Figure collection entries
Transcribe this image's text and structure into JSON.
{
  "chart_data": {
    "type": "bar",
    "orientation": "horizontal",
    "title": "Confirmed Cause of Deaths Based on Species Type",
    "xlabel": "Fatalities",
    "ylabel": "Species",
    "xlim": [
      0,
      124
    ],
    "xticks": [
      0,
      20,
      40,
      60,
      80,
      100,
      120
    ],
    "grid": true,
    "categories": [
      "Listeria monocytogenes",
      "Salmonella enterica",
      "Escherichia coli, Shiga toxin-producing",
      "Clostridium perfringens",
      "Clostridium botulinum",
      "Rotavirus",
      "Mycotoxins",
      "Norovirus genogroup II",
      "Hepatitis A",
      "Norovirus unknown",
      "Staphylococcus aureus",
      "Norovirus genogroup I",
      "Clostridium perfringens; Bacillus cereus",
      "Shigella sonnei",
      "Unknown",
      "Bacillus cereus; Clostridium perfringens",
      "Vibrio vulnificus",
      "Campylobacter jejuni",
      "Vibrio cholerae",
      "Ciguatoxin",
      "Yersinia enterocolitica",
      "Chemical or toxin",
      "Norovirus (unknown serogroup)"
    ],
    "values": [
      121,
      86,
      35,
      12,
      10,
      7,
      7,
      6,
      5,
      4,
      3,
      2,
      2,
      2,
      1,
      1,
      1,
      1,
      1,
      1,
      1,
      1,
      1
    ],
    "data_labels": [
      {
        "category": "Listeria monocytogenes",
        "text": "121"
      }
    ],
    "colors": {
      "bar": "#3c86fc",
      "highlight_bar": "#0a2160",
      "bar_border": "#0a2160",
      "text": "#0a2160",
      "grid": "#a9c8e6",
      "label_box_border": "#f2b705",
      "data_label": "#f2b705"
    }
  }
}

## Problem details
Count every line above that holds the word "perfringens", and state the number and nothing more.

## Answer for this exercise
3